* [SELECTED EXTRACT]:
════════════════════
Notice that each node contains two bytes: one piece of data that we care about (the actual number like 1), and one piece of metadata (the address of the next node in memory, like 0x456).
A pointer is indeed how programmers refer to these values insofar as they’re pointing from one location to another.
As for the second byte in the last node, technically we don’t really need it because there’s no fourth value yet. But to keep this data structure standardized such that each of these chunks of memory are the same, we should at least allocate that second byte even if we don’t plan to use it. By convention, we’re just going to make it all zeros, which we’ll represent with the value 0x0 or null. It’s a terminus in that path. That’s it. There’s no more values in this list.
It’s conventional to abstract the specific addresses away and simply indicate that this linked list has an address that is the address of the very first byte. At the end of the day, all we really care about is that we’ve constructed a list of values, irrespective of the specific and uninteresting addresses at which those values live.

Notice how we draw it with arrows pointing from one value to another to indicate visually that this is a linked list of values, each of which we conventionally call a node.
What’s the upside here? Among the advantages of linked lists is that we’re no longer bound by the simple but nonetheless constraint of arrays whereby your values must be, by definition, back to back in memory. That was limiting insofar as there might not be available space right next to the array in memory.
In the world of linked lists, if you wanted to insert the number four, you could plop it anywhere. It doesn’t really matter because you could pictorially draw another arrow from the three to that new value. Or more specifically, you could change that null byte, 0x0, to be simply the address of that fourth additional value wherever it is in memory.
Linked lists offer this dynamism where you can grow them, and you could even shrink them, without having to impact all of the existing values by copying them from one place to another.
But there might very well be a downside. That again is thematic in computing, such that any time you get a win, you’re going to have to take a loss somewhere else. There’s going to be a trade-off that often involves time or space.
Consider what the efficiency is of inserting a new value into a linked list. Here is the beginning of a linked list, and it’s initially empty because it’s not pointing at or storing the address of any actual nodes of value.
The simplest way to insert a new value into this list is to just squeeze it into the beginning. We could put the first value there. We could then put a second value right before it.
Notice the one has not moved. We’ve just added the two wherever we can, and updated the arrows.
Notice what has happened. If we care about maintaining these elements in sorted order, say in increasing order (one, two, three), we’ve accidentally built this linked list in reverse order by prepending.
════════════════════
* [Item position entries]:
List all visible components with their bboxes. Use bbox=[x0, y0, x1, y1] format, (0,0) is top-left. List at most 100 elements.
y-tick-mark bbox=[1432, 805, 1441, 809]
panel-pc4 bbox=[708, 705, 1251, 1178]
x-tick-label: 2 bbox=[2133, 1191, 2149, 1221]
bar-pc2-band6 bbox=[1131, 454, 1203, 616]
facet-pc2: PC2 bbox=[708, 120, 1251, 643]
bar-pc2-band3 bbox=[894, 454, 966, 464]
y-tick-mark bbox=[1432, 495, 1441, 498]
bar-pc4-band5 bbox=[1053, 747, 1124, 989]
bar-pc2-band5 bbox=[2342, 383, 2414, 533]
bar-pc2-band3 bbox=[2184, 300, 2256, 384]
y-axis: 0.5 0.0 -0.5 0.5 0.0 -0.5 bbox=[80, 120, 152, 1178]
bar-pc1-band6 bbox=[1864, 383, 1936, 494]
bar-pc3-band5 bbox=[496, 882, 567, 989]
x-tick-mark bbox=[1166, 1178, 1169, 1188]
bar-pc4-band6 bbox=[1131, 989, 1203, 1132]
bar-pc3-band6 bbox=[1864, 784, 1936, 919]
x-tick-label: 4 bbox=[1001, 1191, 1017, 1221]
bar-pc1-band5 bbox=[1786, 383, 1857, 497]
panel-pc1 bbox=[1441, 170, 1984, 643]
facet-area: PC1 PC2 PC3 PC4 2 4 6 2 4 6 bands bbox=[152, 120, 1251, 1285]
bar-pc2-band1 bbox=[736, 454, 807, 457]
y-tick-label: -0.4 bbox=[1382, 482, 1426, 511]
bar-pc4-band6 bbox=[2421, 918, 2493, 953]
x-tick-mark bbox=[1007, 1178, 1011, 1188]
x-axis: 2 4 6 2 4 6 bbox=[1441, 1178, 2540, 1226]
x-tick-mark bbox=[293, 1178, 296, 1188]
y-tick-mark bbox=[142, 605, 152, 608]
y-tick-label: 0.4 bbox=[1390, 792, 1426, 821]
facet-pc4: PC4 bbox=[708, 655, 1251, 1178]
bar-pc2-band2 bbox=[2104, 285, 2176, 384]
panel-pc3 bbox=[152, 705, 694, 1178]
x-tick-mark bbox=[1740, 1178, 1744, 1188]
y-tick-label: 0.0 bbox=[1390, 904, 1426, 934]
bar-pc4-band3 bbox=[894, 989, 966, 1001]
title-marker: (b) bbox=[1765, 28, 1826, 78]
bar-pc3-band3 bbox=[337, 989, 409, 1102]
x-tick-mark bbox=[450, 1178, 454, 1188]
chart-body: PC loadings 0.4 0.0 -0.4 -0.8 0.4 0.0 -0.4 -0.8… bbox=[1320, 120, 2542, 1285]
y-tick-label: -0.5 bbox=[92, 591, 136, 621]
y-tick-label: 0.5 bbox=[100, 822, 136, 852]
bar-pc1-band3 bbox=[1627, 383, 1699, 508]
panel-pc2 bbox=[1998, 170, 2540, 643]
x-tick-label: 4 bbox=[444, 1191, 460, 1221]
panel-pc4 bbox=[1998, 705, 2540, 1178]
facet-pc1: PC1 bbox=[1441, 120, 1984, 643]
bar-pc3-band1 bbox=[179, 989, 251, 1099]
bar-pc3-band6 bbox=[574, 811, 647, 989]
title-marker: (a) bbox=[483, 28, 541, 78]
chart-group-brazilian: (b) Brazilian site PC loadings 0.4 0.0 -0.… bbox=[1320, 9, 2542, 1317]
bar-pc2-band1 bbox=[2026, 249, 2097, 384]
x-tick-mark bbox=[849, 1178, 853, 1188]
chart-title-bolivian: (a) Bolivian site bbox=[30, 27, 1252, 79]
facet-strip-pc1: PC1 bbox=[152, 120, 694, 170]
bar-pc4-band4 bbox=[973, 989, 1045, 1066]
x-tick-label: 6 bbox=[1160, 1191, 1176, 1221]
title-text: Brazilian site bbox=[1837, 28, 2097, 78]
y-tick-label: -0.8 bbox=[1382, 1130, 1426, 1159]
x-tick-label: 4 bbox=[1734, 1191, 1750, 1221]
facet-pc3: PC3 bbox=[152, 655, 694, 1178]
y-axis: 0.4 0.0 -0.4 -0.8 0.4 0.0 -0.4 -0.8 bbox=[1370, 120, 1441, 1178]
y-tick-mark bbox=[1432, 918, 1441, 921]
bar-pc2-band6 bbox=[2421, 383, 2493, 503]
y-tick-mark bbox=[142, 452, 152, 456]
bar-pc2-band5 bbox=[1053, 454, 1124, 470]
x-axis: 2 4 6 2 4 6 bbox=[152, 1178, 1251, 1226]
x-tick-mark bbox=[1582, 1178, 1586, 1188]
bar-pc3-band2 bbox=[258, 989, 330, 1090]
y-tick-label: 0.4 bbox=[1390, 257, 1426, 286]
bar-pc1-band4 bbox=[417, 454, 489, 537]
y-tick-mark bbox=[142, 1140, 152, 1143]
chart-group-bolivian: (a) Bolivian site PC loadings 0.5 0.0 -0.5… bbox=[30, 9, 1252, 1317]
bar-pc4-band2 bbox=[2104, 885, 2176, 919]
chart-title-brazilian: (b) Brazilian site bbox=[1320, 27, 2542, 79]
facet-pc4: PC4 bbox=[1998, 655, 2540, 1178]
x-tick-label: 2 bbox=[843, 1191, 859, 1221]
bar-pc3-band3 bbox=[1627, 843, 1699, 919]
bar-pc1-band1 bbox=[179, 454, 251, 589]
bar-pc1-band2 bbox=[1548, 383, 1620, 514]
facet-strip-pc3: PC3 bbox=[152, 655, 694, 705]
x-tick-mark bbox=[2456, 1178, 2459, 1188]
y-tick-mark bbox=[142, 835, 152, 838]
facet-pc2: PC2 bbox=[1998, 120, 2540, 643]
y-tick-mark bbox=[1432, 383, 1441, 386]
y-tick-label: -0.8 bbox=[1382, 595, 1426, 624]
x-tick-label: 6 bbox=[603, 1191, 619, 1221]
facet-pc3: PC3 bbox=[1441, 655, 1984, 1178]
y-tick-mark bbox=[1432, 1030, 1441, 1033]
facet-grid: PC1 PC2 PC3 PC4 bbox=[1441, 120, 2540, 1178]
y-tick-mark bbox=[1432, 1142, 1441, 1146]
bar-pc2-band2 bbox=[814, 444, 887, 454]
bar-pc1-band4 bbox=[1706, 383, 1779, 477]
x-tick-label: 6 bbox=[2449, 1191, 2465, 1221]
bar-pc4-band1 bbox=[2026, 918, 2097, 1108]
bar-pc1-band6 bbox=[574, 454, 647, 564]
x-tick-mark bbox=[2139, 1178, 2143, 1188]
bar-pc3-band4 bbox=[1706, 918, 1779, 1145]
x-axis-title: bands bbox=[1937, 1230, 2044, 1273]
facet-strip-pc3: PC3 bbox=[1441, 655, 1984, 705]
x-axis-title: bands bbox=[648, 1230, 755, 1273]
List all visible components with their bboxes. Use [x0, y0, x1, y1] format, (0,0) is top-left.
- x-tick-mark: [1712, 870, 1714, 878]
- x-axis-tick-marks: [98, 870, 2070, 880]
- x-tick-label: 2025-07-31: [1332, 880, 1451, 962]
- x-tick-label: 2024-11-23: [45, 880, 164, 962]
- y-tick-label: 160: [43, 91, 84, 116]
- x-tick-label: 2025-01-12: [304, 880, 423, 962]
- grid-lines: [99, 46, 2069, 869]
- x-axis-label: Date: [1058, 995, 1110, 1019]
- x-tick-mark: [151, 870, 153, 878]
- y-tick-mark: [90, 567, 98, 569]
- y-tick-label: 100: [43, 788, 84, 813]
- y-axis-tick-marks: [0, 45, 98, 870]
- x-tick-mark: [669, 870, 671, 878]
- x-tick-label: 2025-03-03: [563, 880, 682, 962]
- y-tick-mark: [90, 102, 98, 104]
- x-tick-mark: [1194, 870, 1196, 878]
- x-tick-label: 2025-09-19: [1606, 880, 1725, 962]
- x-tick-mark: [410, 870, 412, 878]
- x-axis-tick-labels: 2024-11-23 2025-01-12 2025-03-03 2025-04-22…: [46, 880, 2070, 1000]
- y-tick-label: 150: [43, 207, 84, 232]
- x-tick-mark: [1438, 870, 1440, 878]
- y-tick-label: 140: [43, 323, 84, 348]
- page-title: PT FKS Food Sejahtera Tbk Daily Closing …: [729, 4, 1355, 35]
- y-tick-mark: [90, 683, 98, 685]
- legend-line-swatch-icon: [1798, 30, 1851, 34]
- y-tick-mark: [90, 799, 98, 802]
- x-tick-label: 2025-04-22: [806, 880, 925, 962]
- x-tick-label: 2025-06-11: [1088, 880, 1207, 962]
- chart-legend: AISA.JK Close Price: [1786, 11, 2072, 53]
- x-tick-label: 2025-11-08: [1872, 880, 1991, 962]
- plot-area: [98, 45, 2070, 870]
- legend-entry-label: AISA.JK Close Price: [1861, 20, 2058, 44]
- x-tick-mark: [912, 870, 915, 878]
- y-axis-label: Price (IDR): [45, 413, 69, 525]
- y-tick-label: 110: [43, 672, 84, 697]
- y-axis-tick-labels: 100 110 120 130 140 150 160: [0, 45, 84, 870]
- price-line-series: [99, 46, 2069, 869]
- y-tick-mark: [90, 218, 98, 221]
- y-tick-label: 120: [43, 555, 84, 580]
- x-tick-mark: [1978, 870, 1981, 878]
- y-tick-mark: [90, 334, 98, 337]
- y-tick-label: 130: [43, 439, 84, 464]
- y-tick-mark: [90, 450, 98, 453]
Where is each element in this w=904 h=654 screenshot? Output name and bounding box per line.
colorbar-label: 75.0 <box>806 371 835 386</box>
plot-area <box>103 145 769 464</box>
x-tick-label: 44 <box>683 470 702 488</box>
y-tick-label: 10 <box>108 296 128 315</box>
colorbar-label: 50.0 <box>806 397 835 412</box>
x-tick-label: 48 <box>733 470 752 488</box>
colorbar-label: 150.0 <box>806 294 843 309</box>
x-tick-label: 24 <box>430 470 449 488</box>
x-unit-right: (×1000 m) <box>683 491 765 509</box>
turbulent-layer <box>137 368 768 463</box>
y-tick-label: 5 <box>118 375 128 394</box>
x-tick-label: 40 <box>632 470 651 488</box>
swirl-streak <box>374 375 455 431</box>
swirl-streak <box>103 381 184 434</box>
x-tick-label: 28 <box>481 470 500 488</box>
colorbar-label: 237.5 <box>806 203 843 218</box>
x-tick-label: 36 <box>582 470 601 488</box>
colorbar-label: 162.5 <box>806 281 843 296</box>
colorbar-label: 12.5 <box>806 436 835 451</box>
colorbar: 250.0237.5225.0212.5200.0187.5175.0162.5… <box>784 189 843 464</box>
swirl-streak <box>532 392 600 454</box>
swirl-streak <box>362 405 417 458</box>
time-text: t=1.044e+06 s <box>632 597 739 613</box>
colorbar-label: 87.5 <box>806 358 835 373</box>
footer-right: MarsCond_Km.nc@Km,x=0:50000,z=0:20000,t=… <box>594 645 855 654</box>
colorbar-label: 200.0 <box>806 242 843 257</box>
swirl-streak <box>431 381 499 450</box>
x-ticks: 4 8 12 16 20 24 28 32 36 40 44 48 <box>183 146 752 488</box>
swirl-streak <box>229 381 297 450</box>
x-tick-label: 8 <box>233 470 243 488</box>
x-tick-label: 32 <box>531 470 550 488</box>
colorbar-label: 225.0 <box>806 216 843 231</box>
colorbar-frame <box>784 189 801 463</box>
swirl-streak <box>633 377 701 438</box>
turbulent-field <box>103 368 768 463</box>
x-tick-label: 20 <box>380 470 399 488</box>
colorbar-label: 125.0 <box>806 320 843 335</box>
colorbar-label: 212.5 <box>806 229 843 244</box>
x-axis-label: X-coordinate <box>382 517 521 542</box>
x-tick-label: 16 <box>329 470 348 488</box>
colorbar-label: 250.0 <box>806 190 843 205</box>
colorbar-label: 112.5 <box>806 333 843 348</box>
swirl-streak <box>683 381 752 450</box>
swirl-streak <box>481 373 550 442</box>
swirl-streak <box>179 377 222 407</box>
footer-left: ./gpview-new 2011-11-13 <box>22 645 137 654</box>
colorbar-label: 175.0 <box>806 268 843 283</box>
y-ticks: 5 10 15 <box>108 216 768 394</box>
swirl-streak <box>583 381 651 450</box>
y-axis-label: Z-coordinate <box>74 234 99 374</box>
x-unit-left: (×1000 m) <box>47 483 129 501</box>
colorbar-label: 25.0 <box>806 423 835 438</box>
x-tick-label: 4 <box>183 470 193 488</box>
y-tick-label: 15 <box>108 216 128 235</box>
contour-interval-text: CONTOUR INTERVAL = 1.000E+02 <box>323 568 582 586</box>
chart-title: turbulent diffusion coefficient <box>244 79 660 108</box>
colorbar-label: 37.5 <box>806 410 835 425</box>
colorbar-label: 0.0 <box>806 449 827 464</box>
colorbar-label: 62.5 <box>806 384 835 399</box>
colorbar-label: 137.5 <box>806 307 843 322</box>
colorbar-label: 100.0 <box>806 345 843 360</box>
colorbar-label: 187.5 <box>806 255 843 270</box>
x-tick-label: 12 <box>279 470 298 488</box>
════════════════════
* [WORK TO DO]: From the text on linked lists, return the passage that begins at the words "Consider what the" and ends after the words "updated the arrows.", copied word for word.

* [THE ANSWER]:
Consider what the efficiency is of inserting a new value into a linked list. Here is the beginning of a linked list, and it’s initially empty because it’s not pointing at or storing the address of any actual nodes of value.
The simplest way to insert a new value into this list is to just squeeze it into the beginning. We could put the first value there. We could then put a second value right before it.
Notice the one has not moved. We’ve just added the two wherever we can, and updated the arrows.